INSTRUCTION — Write the listing below out again exactly, dropping the images.

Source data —
----------

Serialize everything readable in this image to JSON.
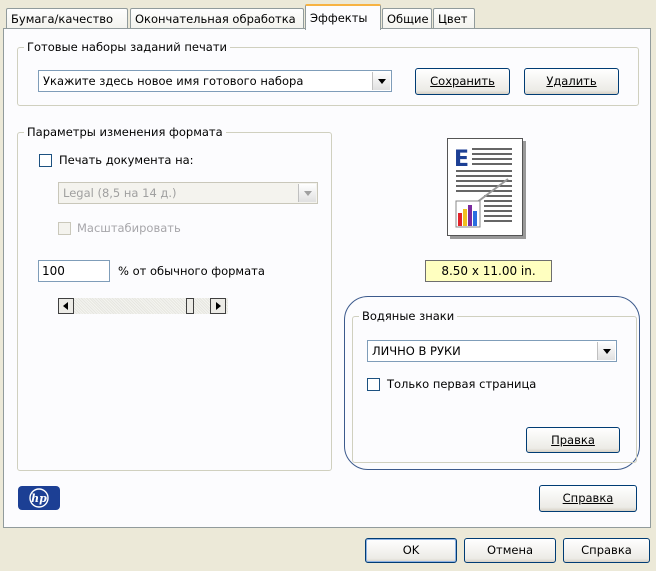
{
  "tabs": [
    {
      "label": "Бумага/качество"
    },
    {
      "label": "Окончательная обработка"
    },
    {
      "label": "Эффекты"
    },
    {
      "label": "Общие"
    },
    {
      "label": "Цвет"
    }
  ],
  "presets": {
    "legend": "Готовые наборы заданий печати",
    "combo_value": "Укажите здесь новое имя готового набора",
    "save_label": "Сохранить",
    "delete_label": "Удалить"
  },
  "resize": {
    "legend": "Параметры изменения формата",
    "print_on_label": "Печать документа на:",
    "paper_value": "Legal (8,5 на 14 д.)",
    "scale_label": "Масштабировать",
    "percent_value": "100",
    "percent_label": "% от обычного формата"
  },
  "preview": {
    "size_label": "8.50 x 11.00 in."
  },
  "watermarks": {
    "legend": "Водяные знаки",
    "combo_value": "ЛИЧНО В РУКИ",
    "first_page_label": "Только первая страница",
    "edit_label": "Правка"
  },
  "panel": {
    "help_label": "Справка"
  },
  "dialog": {
    "ok_label": "OK",
    "cancel_label": "Отмена",
    "help_label": "Справка"
  },
  "colors": {
    "size_badge_bg": "#ffffc0",
    "highlight_ring": "#3c5a8c",
    "hp_logo": "#1c3f94"
  }
}
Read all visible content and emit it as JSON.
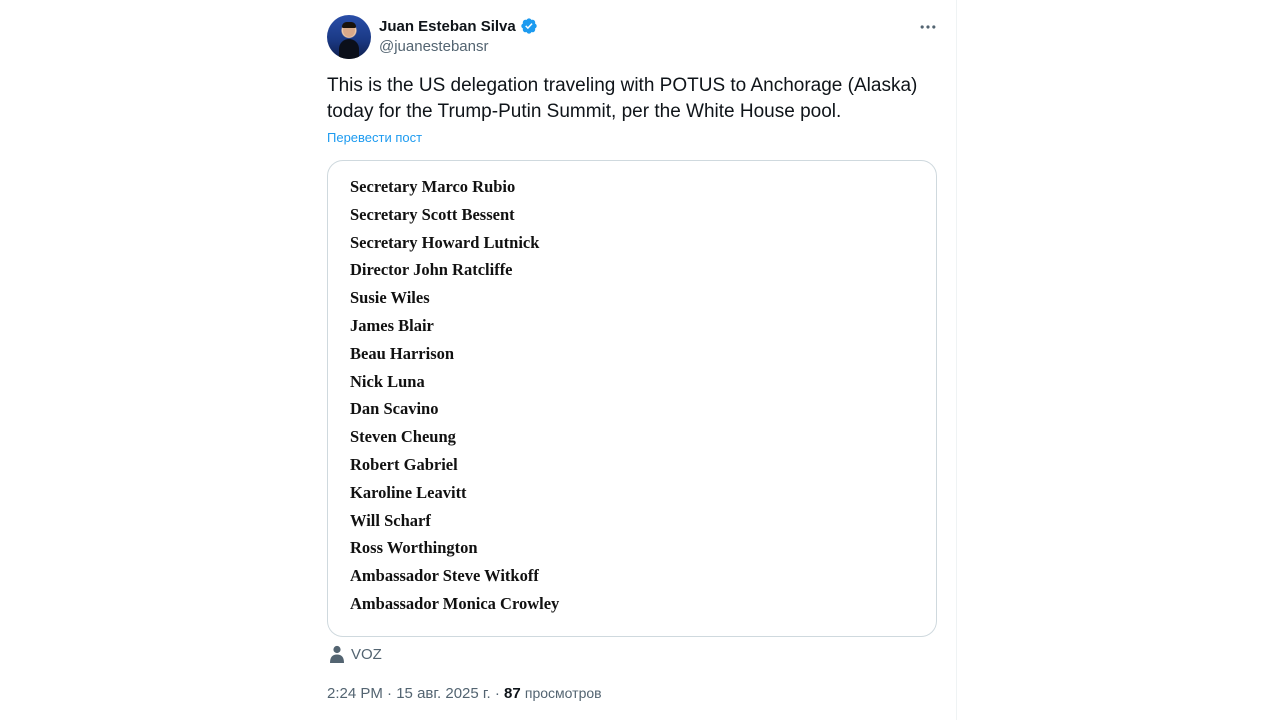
{
  "author": {
    "display_name": "Juan Esteban Silva",
    "handle": "@juanestebansr",
    "verified": true
  },
  "tweet": {
    "text": "This is the US delegation traveling with POTUS to Anchorage (Alaska) today for the Trump-Putin Summit, per the White House pool.",
    "translate_label": "Перевести пост",
    "image_names": [
      "Secretary Marco Rubio",
      "Secretary Scott Bessent",
      "Secretary Howard Lutnick",
      "Director John Ratcliffe",
      "Susie Wiles",
      "James Blair",
      "Beau Harrison",
      "Nick Luna",
      "Dan Scavino",
      "Steven Cheung",
      "Robert Gabriel",
      "Karoline Leavitt",
      "Will Scharf",
      "Ross Worthington",
      "Ambassador Steve Witkoff",
      "Ambassador Monica Crowley"
    ],
    "source_label": "VOZ",
    "time": "2:24 PM",
    "separator": "·",
    "date": "15 авг. 2025 г.",
    "views_count": "87",
    "views_label": "просмотров"
  },
  "icons": {
    "verified": "verified-badge-icon",
    "more": "more-horizontal-icon",
    "source": "person-icon"
  },
  "colors": {
    "accent": "#1d9bf0",
    "secondary_text": "#536471",
    "primary_text": "#0f1419",
    "border": "#cfd9de"
  }
}
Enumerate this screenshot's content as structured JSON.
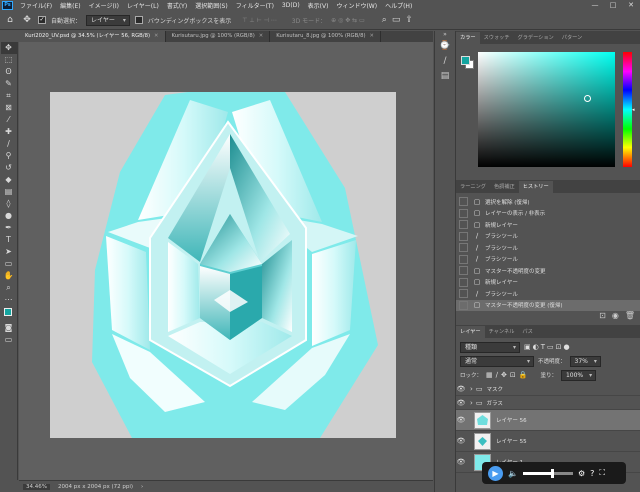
{
  "menu": {
    "logo": "Ps",
    "items": [
      "ファイル(F)",
      "編集(E)",
      "イメージ(I)",
      "レイヤー(L)",
      "書式(Y)",
      "選択範囲(S)",
      "フィルター(T)",
      "3D(D)",
      "表示(V)",
      "ウィンドウ(W)",
      "ヘルプ(H)"
    ]
  },
  "window_controls": [
    "—",
    "□",
    "✕"
  ],
  "options_bar": {
    "auto_select_label": "自動選択：",
    "auto_select_target": "レイヤー",
    "bounding_box_label": "バウンディングボックスを表示",
    "mode_3d": "3D モード："
  },
  "tabs": [
    {
      "title": "Kuri2020_UV.psd @ 34.5% (レイヤー 56, RGB/8)",
      "active": true
    },
    {
      "title": "Kurisutaru.jpg @ 100% (RGB/8)",
      "active": false
    },
    {
      "title": "Kurisutaru_8.jpg @ 100% (RGB/8)",
      "active": false
    }
  ],
  "status": {
    "zoom": "34.46%",
    "doc_size": "2004 px x 2004 px (72 ppi)"
  },
  "color_panel": {
    "tabs": [
      "カラー",
      "スウォッチ",
      "グラデーション",
      "パターン"
    ],
    "foreground": "#14a5a0",
    "background": "#ffffff",
    "hue_color": "#00fff0"
  },
  "history_panel": {
    "tabs": [
      "ラーニング",
      "色調補正",
      "ヒストリー"
    ],
    "items": [
      {
        "label": "選択を解除 (復帰)",
        "icon": "box"
      },
      {
        "label": "レイヤーの表示 / 非表示",
        "icon": "box"
      },
      {
        "label": "新規レイヤー",
        "icon": "box"
      },
      {
        "label": "ブラシツール",
        "icon": "brush"
      },
      {
        "label": "ブラシツール",
        "icon": "brush"
      },
      {
        "label": "ブラシツール",
        "icon": "brush"
      },
      {
        "label": "マスター不透明度の変更",
        "icon": "box"
      },
      {
        "label": "新規レイヤー",
        "icon": "box"
      },
      {
        "label": "ブラシツール",
        "icon": "brush"
      },
      {
        "label": "マスター不透明度の変更 (復帰)",
        "icon": "box",
        "active": true
      }
    ]
  },
  "layers_panel": {
    "tabs": [
      "レイヤー",
      "チャンネル",
      "パス"
    ],
    "filter": "種類",
    "blend_mode": "通常",
    "opacity_label": "不透明度：",
    "opacity_value": "37%",
    "lock_label": "ロック：",
    "fill_label": "塗り：",
    "fill_value": "100%",
    "layers": [
      {
        "name": "マスク",
        "type": "group"
      },
      {
        "name": "ガラス",
        "type": "group"
      },
      {
        "name": "レイヤー 56",
        "type": "layer",
        "selected": true
      },
      {
        "name": "レイヤー 55",
        "type": "layer"
      },
      {
        "name": "レイヤー 1",
        "type": "layer"
      }
    ]
  },
  "media_player": {
    "progress": 0.58
  },
  "artwork": {
    "crystal_color": "#7feaea",
    "canvas_bg": "#cfcfcf"
  }
}
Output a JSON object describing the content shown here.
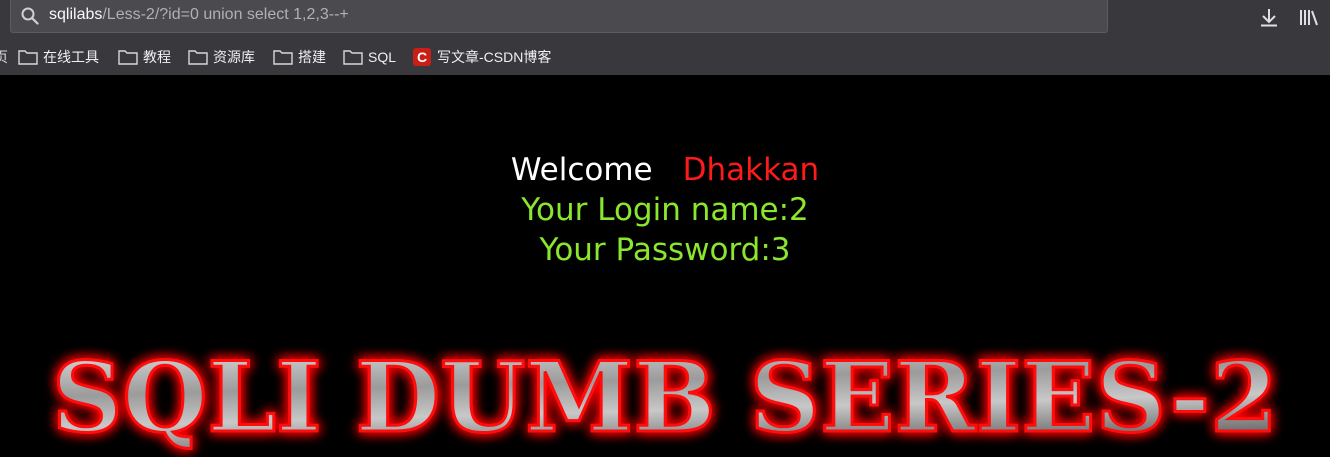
{
  "browser": {
    "url_host": "sqlilabs",
    "url_path": "/Less-2/?id=0 union select 1,2,3--+",
    "bookmark_edge": "页",
    "bookmarks": [
      {
        "label": "在线工具",
        "icon": "folder-icon"
      },
      {
        "label": "教程",
        "icon": "folder-icon"
      },
      {
        "label": "资源库",
        "icon": "folder-icon"
      },
      {
        "label": "搭建",
        "icon": "folder-icon"
      },
      {
        "label": "SQL",
        "icon": "folder-icon"
      },
      {
        "label": "写文章-CSDN博客",
        "icon": "csdn-logo-icon",
        "logo_letter": "C"
      }
    ]
  },
  "page": {
    "welcome": "Welcome",
    "username": "Dhakkan",
    "login_name": "Your Login name:2",
    "password": "Your Password:3",
    "banner": "SQLI DUMB SERIES-2"
  },
  "colors": {
    "background": "#000000",
    "welcome": "#ffffff",
    "username": "#ff1a1a",
    "result": "#8be62e",
    "banner_glow": "#ff0000"
  }
}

----------

WRITTEN RESPONSE —
Serialize everything readable in this image to JSON.
{
  "tabs": [
    {
      "label": "Бумага/качество"
    },
    {
      "label": "Окончательная обработка"
    },
    {
      "label": "Эффекты"
    },
    {
      "label": "Общие"
    },
    {
      "label": "Цвет"
    }
  ],
  "presets": {
    "legend": "Готовые наборы заданий печати",
    "combo_value": "Укажите здесь новое имя готового набора",
    "save_label": "Сохранить",
    "delete_label": "Удалить"
  },
  "resize": {
    "legend": "Параметры изменения формата",
    "print_on_label": "Печать документа на:",
    "paper_value": "Legal (8,5 на 14 д.)",
    "scale_label": "Масштабировать",
    "percent_value": "100",
    "percent_label": "% от обычного формата"
  },
  "preview": {
    "size_label": "8.50 x 11.00 in."
  },
  "watermarks": {
    "legend": "Водяные знаки",
    "combo_value": "ЛИЧНО В РУКИ",
    "first_page_label": "Только первая страница",
    "edit_label": "Правка"
  },
  "panel": {
    "help_label": "Справка"
  },
  "dialog": {
    "ok_label": "OK",
    "cancel_label": "Отмена",
    "help_label": "Справка"
  },
  "colors": {
    "size_badge_bg": "#ffffc0",
    "highlight_ring": "#3c5a8c",
    "hp_logo": "#1c3f94"
  }
}
Read all visible content and emit it as JSON.
{
  "author": {
    "display_name": "Juan Esteban Silva",
    "handle": "@juanestebansr",
    "verified": true
  },
  "tweet": {
    "text": "This is the US delegation traveling with POTUS to Anchorage (Alaska) today for the Trump-Putin Summit, per the White House pool.",
    "translate_label": "Перевести пост",
    "image_names": [
      "Secretary Marco Rubio",
      "Secretary Scott Bessent",
      "Secretary Howard Lutnick",
      "Director John Ratcliffe",
      "Susie Wiles",
      "James Blair",
      "Beau Harrison",
      "Nick Luna",
      "Dan Scavino",
      "Steven Cheung",
      "Robert Gabriel",
      "Karoline Leavitt",
      "Will Scharf",
      "Ross Worthington",
      "Ambassador Steve Witkoff",
      "Ambassador Monica Crowley"
    ],
    "source_label": "VOZ",
    "time": "2:24 PM",
    "separator": "·",
    "date": "15 авг. 2025 г.",
    "views_count": "87",
    "views_label": "просмотров"
  },
  "icons": {
    "verified": "verified-badge-icon",
    "more": "more-horizontal-icon",
    "source": "person-icon"
  },
  "colors": {
    "accent": "#1d9bf0",
    "secondary_text": "#536471",
    "primary_text": "#0f1419",
    "border": "#cfd9de"
  }
}
Enumerate this screenshot's content as structured JSON.
{
  "menu": {
    "logo": "Ps",
    "items": [
      "ファイル(F)",
      "編集(E)",
      "イメージ(I)",
      "レイヤー(L)",
      "書式(Y)",
      "選択範囲(S)",
      "フィルター(T)",
      "3D(D)",
      "表示(V)",
      "ウィンドウ(W)",
      "ヘルプ(H)"
    ]
  },
  "window_controls": [
    "—",
    "□",
    "✕"
  ],
  "options_bar": {
    "auto_select_label": "自動選択：",
    "auto_select_target": "レイヤー",
    "bounding_box_label": "バウンディングボックスを表示",
    "mode_3d": "3D モード："
  },
  "tabs": [
    {
      "title": "Kuri2020_UV.psd @ 34.5% (レイヤー 56, RGB/8)",
      "active": true
    },
    {
      "title": "Kurisutaru.jpg @ 100% (RGB/8)",
      "active": false
    },
    {
      "title": "Kurisutaru_8.jpg @ 100% (RGB/8)",
      "active": false
    }
  ],
  "status": {
    "zoom": "34.46%",
    "doc_size": "2004 px x 2004 px (72 ppi)"
  },
  "color_panel": {
    "tabs": [
      "カラー",
      "スウォッチ",
      "グラデーション",
      "パターン"
    ],
    "foreground": "#14a5a0",
    "background": "#ffffff",
    "hue_color": "#00fff0"
  },
  "history_panel": {
    "tabs": [
      "ラーニング",
      "色調補正",
      "ヒストリー"
    ],
    "items": [
      {
        "label": "選択を解除 (復帰)",
        "icon": "box"
      },
      {
        "label": "レイヤーの表示 / 非表示",
        "icon": "box"
      },
      {
        "label": "新規レイヤー",
        "icon": "box"
      },
      {
        "label": "ブラシツール",
        "icon": "brush"
      },
      {
        "label": "ブラシツール",
        "icon": "brush"
      },
      {
        "label": "ブラシツール",
        "icon": "brush"
      },
      {
        "label": "マスター不透明度の変更",
        "icon": "box"
      },
      {
        "label": "新規レイヤー",
        "icon": "box"
      },
      {
        "label": "ブラシツール",
        "icon": "brush"
      },
      {
        "label": "マスター不透明度の変更 (復帰)",
        "icon": "box",
        "active": true
      }
    ]
  },
  "layers_panel": {
    "tabs": [
      "レイヤー",
      "チャンネル",
      "パス"
    ],
    "filter": "種類",
    "blend_mode": "通常",
    "opacity_label": "不透明度：",
    "opacity_value": "37%",
    "lock_label": "ロック：",
    "fill_label": "塗り：",
    "fill_value": "100%",
    "layers": [
      {
        "name": "マスク",
        "type": "group"
      },
      {
        "name": "ガラス",
        "type": "group"
      },
      {
        "name": "レイヤー 56",
        "type": "layer",
        "selected": true
      },
      {
        "name": "レイヤー 55",
        "type": "layer"
      },
      {
        "name": "レイヤー 1",
        "type": "layer"
      }
    ]
  },
  "media_player": {
    "progress": 0.58
  },
  "artwork": {
    "crystal_color": "#7feaea",
    "canvas_bg": "#cfcfcf"
  }
}
Output a JSON object describing the content shown here.
{
  "browser": {
    "url_host": "sqlilabs",
    "url_path": "/Less-2/?id=0 union select 1,2,3--+",
    "bookmark_edge": "页",
    "bookmarks": [
      {
        "label": "在线工具",
        "icon": "folder-icon"
      },
      {
        "label": "教程",
        "icon": "folder-icon"
      },
      {
        "label": "资源库",
        "icon": "folder-icon"
      },
      {
        "label": "搭建",
        "icon": "folder-icon"
      },
      {
        "label": "SQL",
        "icon": "folder-icon"
      },
      {
        "label": "写文章-CSDN博客",
        "icon": "csdn-logo-icon",
        "logo_letter": "C"
      }
    ]
  },
  "page": {
    "welcome": "Welcome",
    "username": "Dhakkan",
    "login_name": "Your Login name:2",
    "password": "Your Password:3",
    "banner": "SQLI DUMB SERIES-2"
  },
  "colors": {
    "background": "#000000",
    "welcome": "#ffffff",
    "username": "#ff1a1a",
    "result": "#8be62e",
    "banner_glow": "#ff0000"
  }
}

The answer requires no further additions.